══ TRECHO DO TEXTO ══

Os autores observam que este nível de demanda de energia é apenas pouco maior do que as projeções atuais sugerem que as fontes de combustível não fóssil sejam capazes de fornecer até 2050.
AÇÃO RADICAL
Essa transição pode ser alcançada? Os pesquisadores acreditam que sim, de dois jeitos – o desenvolvimento geral e abrangente do uso de novas tecnologias, e o nivelamento social urgente e abrangente das desigualdades grotescas que existem atualmente pelo planeta. Em um artigo associado, um dos autores do estudo descreve isso como “ação radical em todas as frentes”.
A escala deste projeto será enorme. Por exemplo, a fim de perceber os benefícios de novas tecnologias e design, o estudo prevê que todas as residências e edifícios públicos, como escolas e hospitais, deverão ser substituídos por edifícios com eficiência energética até o ano de 2050 (não calcula a contribuição deste programa de construção às emissões de carbono – a construção atualmente é responsável por cerca de um sexto das emissões de gases que afetam o clima).
No que diz respeito aos transportes, combina uma visão “ambiciosa” para a utilização do transporte público com o pressuposto de que as atuais projeções de eficiência energética máxima dos veículos são cumpridas (os autores notam que isto pressupõe todos os custos associados e outros obstáculos deverão ser superados).
PISOS E TETOS
Socialmente, a transformação não é menos radical. Atualmente, o consumo de energia dos menos afortunados da população global é de aproximadamente 20% da pegada energética final do planeta, que por sua vez é menor do que os 5% do que o consumo total. Para atingir a meta, aqueles países com o maior consumo precisariam reduzir o consumo em 90%. Os autores fazem uma crítica em relação a outras projeções de uso futuro de energia.
“No Cenário de Desenvolvimento Sustentável da IEA, por exemplo, o foco está em cumprir os Objetivos de Desenvolvimento Sustentável das Nações Unidas, aumentando o acesso à eletricidade e a disponibilidade de fogões para 100% da população, globalmente; isso coloca um piso no consumo, mas o A IEA não considera limitar o uso de energia dos consumidores globais mais ricos. Esta é a principal razão para o consumo final de energia da SDS de 2050 ser o dobro do nosso – e, aliás, deixa somente em décimo o Objetivo de Desenvolvimento Sustentável com a desigualdade social agora sem um controle.
(Para nossa análise da relação entre os Objetivos de Desenvolvimento Sustentável e a população, visite esta página)
DESAFIANDO A DESIGUALDADE
É cada vez mais claro que o caminho para sair de nossa crise ambiental requer mudanças sociais e econômicas radicais e a aceitação de um grau menor de afluência por aqueles atualmente mais afortunados. Ao pedir “transformações sociais drásticas e desafiadoras”, este estudo é consistente com quase todas as principais análises recentes de soluções para a nossa crise ambiental.
- O relatório EAT-Lancet sobre a produção de alimentos de forma sustentável apela à transformação na produção e consumo de alimentos
- A maior avaliação global da biodiversidade já realizada apelou a uma ação transformadora para abordar as causas das extinções (essas causas incluem a população)

═══
══ CONJUNTO DE REGISTROS ══

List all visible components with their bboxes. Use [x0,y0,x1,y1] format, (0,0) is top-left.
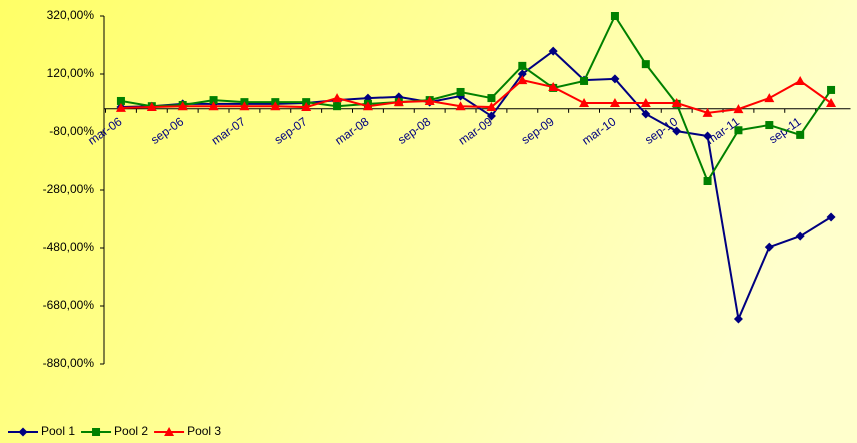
legend-label: Pool 3 [187,424,221,438]
y-tick-label: -480,00% [43,240,95,254]
point [826,98,837,107]
point [764,93,775,103]
point [332,93,343,103]
point [92,428,101,436]
point [209,96,218,105]
point [517,75,528,85]
point [733,314,743,324]
point [609,98,620,107]
y-tick-label: -280,00% [43,182,95,196]
point [610,74,620,84]
point [733,104,744,114]
series-line [120,79,832,114]
point [486,102,497,112]
legend-label: Pool 1 [41,424,75,438]
y-tick-label: -80,00% [49,124,94,138]
point [640,98,651,107]
point [796,130,805,139]
point [579,98,590,107]
point [826,212,836,222]
y-tick-label: -880,00% [43,356,95,370]
point [424,95,435,105]
point [455,101,466,111]
point [208,101,219,111]
point [641,60,650,69]
point [487,94,496,103]
point [177,101,188,111]
point [116,96,125,105]
point [702,107,713,117]
point [146,102,157,112]
point [486,111,496,121]
point [764,242,774,252]
point [270,101,281,111]
point [671,98,682,107]
point [610,12,619,20]
point [517,69,527,79]
point [795,231,805,241]
legend-label: Pool 2 [114,424,148,438]
point [239,101,250,111]
point [301,102,312,112]
point [703,131,713,141]
point [795,75,806,85]
point [518,61,527,70]
series-line [120,13,832,184]
point [641,109,651,119]
point [362,101,373,111]
point [672,126,682,136]
point [456,87,465,96]
point [548,46,558,56]
y-tick-label: 120,00% [47,66,95,80]
point [580,76,589,85]
point [164,427,175,436]
y-tick-label: 320,00% [47,8,95,22]
point [734,126,743,135]
point [115,102,126,112]
point [18,427,28,437]
y-tick-label: -680,00% [43,298,95,312]
point [765,121,774,130]
point [827,85,836,94]
point [548,82,559,92]
point [393,97,404,107]
point [333,102,342,111]
point [703,177,712,186]
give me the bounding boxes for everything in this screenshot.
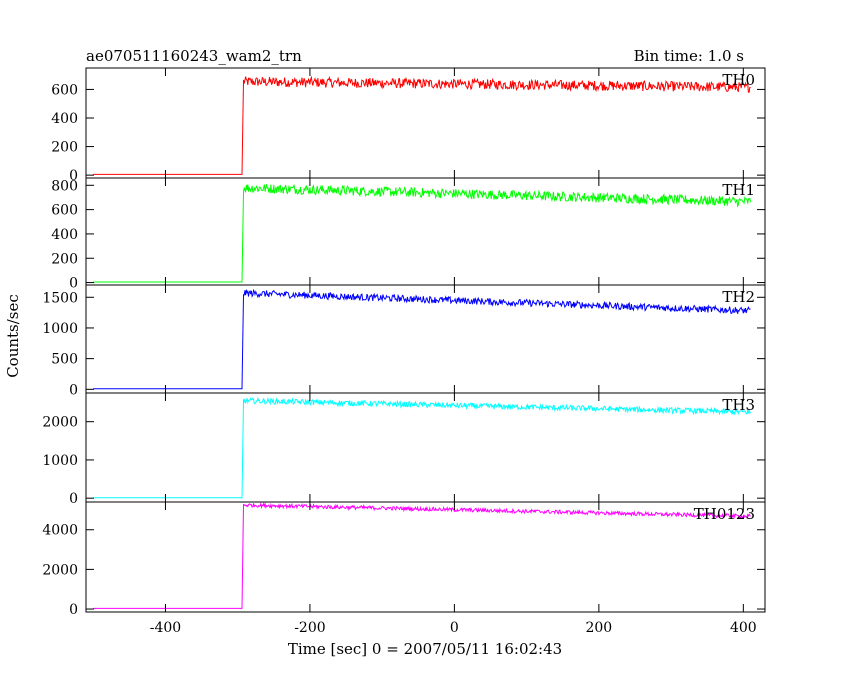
y-tick-label: 200 <box>51 251 78 267</box>
panel-frame <box>85 501 766 613</box>
y-tick-label: 400 <box>51 227 78 243</box>
series-line-th2 <box>93 288 751 390</box>
y-tick-label: 1500 <box>42 290 78 306</box>
x-tick-label: 200 <box>585 620 612 636</box>
panel-th3: 0 1000 2000 TH3 <box>42 392 766 507</box>
panel-label: TH1 <box>722 181 755 199</box>
x-tick-label: -400 <box>150 620 181 636</box>
y-tick-label: 400 <box>51 111 78 127</box>
panel-label: TH2 <box>722 288 755 306</box>
panel-th2: 0 500 1000 1500 TH2 <box>42 284 766 398</box>
panel-label: TH0123 <box>694 505 755 523</box>
x-axis: -400 -200 0 200 400 <box>150 620 757 636</box>
x-tick-label: -200 <box>294 620 325 636</box>
y-tick-label: 0 <box>69 276 78 292</box>
x-tick-label: 400 <box>730 620 757 636</box>
panel-frame <box>85 177 766 286</box>
y-tick-label: 0 <box>69 602 78 618</box>
y-tick-label: 2000 <box>42 562 78 578</box>
y-axis-label: Counts/sec <box>4 294 22 378</box>
series-line-th1 <box>93 183 752 283</box>
y-tick-label: 0 <box>69 382 78 398</box>
panel-th0: 0 200 400 600 TH0 <box>51 67 766 184</box>
series-line-th0 <box>93 75 751 175</box>
y-tick-label: 200 <box>51 140 78 156</box>
y-tick-label: 2000 <box>42 415 78 431</box>
y-tick-label: 1000 <box>42 321 78 337</box>
y-tick-label: 4000 <box>42 523 78 539</box>
y-tick-label: 1000 <box>42 453 78 469</box>
panel-th1: 0 200 400 600 800 TH1 <box>51 177 766 292</box>
panel-th0123: 0 2000 4000 TH0123 <box>42 501 766 618</box>
x-tick-label: 0 <box>450 620 459 636</box>
panel-frame <box>85 392 766 503</box>
y-tick-label: 500 <box>51 352 78 368</box>
series-line-th0123 <box>93 501 751 609</box>
series-line-th3 <box>93 396 752 499</box>
y-tick-label: 600 <box>51 82 78 98</box>
y-tick-label: 0 <box>69 168 78 184</box>
panel-label: TH3 <box>722 396 755 414</box>
chart-title: ae070511160243_wam2_trn <box>86 47 302 65</box>
bin-time-label: Bin time: 1.0 s <box>634 47 744 65</box>
panel-label: TH0 <box>722 71 755 89</box>
y-tick-label: 0 <box>69 491 78 507</box>
y-tick-label: 800 <box>51 178 78 194</box>
x-axis-label: Time [sec] 0 = 2007/05/11 16:02:43 <box>288 640 562 658</box>
panels-group: 0 200 400 600 TH0 0 200 400 600 800 TH1 0 500 1000 150… <box>42 67 766 618</box>
y-tick-label: 600 <box>51 203 78 219</box>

═══

**ENUNCIADO DA TAREFA**
De acordo com o trecho sobre a transição energética, qual parcela das emissões de gases que afetam o clima cabe atualmente à construção?

**PROBLEMA RESOLVIDO**
Cerca de um sexto.